Dataset excerpts:
**********
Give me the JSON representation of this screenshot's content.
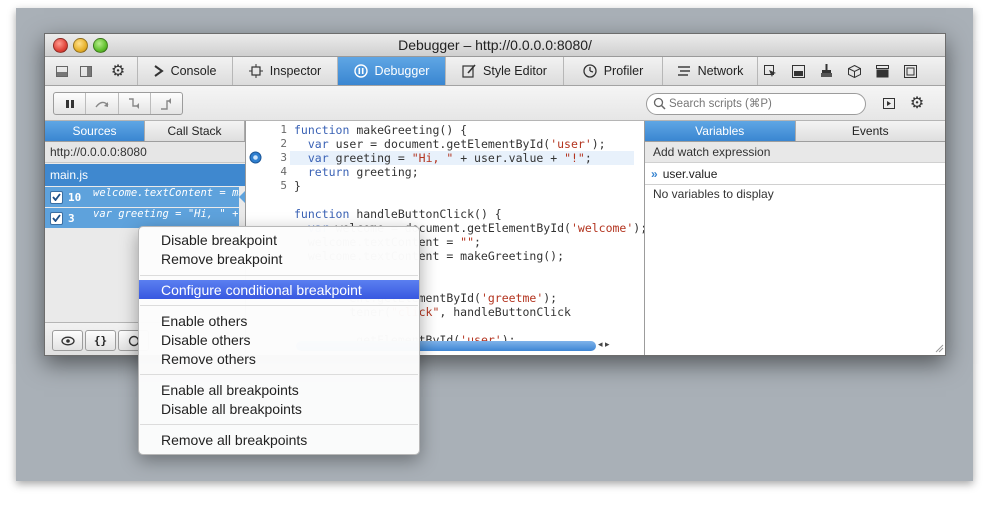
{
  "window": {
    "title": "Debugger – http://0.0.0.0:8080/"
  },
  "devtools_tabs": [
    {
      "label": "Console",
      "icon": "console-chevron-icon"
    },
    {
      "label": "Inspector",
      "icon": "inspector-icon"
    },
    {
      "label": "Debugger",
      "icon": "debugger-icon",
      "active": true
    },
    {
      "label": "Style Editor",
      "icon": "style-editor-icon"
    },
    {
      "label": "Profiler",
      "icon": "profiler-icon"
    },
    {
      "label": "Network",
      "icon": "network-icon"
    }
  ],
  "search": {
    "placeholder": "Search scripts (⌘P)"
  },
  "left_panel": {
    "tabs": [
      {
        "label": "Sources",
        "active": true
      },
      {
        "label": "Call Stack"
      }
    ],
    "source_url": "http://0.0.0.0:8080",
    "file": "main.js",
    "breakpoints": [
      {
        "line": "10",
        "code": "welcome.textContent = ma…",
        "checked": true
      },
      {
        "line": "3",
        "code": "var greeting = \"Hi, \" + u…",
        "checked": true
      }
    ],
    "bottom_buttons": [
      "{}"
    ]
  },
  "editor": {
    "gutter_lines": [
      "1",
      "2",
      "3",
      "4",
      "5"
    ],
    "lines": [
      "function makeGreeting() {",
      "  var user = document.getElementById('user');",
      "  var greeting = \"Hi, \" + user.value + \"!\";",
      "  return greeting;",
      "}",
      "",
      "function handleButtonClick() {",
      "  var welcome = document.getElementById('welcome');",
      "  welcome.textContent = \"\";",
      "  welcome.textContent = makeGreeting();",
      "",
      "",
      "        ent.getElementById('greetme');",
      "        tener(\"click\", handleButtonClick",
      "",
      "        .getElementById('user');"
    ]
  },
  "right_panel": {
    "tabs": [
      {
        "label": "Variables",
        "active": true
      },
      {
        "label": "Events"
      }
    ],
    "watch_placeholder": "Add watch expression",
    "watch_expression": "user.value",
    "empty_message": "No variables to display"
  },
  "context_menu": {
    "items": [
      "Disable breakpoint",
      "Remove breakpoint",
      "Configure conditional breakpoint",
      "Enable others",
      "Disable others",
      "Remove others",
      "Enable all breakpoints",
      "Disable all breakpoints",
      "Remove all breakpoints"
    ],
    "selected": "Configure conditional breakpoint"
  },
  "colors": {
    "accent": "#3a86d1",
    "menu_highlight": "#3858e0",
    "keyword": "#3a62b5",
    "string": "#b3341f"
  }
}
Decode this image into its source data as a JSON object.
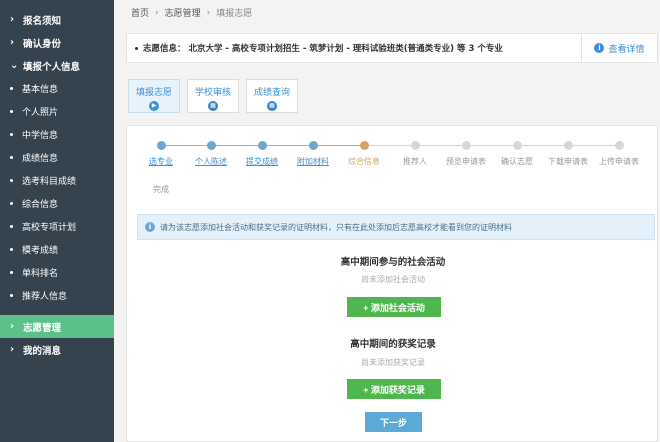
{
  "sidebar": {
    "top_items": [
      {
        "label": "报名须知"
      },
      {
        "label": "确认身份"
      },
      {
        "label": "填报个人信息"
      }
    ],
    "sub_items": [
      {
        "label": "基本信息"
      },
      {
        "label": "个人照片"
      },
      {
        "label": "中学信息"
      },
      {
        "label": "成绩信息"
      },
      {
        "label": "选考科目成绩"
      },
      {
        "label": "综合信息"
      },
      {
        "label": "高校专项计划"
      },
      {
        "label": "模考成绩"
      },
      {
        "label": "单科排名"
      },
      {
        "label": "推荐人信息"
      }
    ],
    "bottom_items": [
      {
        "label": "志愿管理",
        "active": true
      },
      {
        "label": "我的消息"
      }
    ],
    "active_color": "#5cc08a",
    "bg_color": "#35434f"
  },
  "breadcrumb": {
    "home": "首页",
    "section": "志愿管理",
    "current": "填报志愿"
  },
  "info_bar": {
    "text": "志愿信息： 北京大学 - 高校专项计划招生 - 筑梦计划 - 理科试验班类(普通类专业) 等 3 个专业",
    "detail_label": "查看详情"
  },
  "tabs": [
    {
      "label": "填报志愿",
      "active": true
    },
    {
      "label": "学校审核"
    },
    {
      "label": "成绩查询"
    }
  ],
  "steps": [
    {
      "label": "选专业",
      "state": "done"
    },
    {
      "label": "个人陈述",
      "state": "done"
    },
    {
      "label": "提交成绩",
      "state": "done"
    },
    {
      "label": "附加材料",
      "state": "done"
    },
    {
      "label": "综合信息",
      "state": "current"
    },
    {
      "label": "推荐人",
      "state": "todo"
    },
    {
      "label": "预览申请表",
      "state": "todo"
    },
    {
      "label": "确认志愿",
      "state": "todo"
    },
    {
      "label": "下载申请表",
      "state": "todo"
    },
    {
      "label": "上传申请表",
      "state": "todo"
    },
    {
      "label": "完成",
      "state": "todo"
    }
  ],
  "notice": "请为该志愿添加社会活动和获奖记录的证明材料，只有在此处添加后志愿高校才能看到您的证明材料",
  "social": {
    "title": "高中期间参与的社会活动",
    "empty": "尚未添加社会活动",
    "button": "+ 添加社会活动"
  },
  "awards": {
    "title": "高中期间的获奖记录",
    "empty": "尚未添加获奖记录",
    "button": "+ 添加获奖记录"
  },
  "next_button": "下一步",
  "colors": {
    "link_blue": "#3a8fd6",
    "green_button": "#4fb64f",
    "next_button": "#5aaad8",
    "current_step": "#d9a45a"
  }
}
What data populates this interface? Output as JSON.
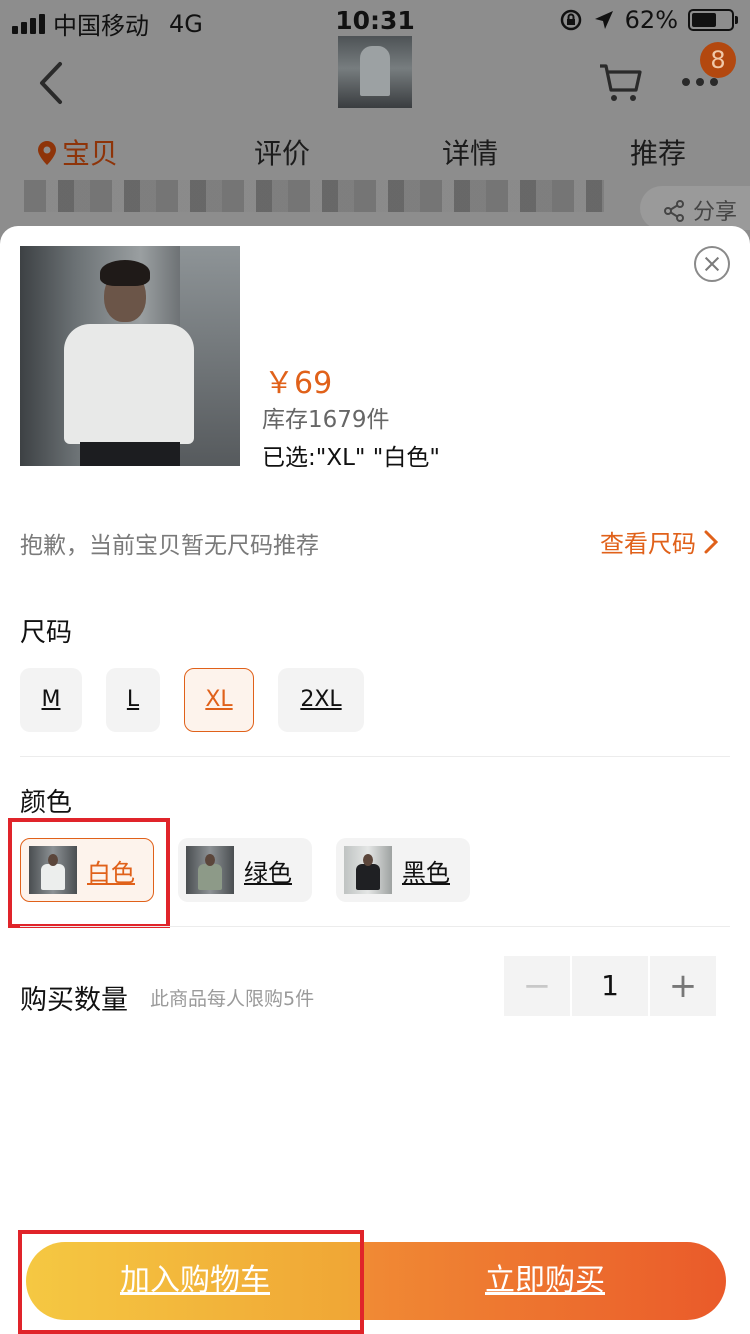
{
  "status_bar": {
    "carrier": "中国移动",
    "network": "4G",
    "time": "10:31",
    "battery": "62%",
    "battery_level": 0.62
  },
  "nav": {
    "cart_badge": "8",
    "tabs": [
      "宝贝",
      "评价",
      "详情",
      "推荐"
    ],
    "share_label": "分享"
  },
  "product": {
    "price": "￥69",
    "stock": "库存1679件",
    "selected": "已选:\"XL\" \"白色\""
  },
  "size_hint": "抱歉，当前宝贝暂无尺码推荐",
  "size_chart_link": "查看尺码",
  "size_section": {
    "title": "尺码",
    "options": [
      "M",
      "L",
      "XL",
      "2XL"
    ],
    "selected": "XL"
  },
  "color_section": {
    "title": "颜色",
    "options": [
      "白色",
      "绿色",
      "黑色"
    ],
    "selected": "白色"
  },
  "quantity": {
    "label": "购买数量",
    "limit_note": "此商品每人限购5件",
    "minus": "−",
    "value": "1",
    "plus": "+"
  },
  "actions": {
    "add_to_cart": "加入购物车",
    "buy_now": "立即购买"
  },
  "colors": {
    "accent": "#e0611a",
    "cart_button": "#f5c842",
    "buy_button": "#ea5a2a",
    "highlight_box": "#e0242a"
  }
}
**********
- _Task details_
Go through the records and gather the lines that hold "Configure".

- _Solution_
      "Configure conditional breakpoint",
    "selected": "Configure conditional breakpoint"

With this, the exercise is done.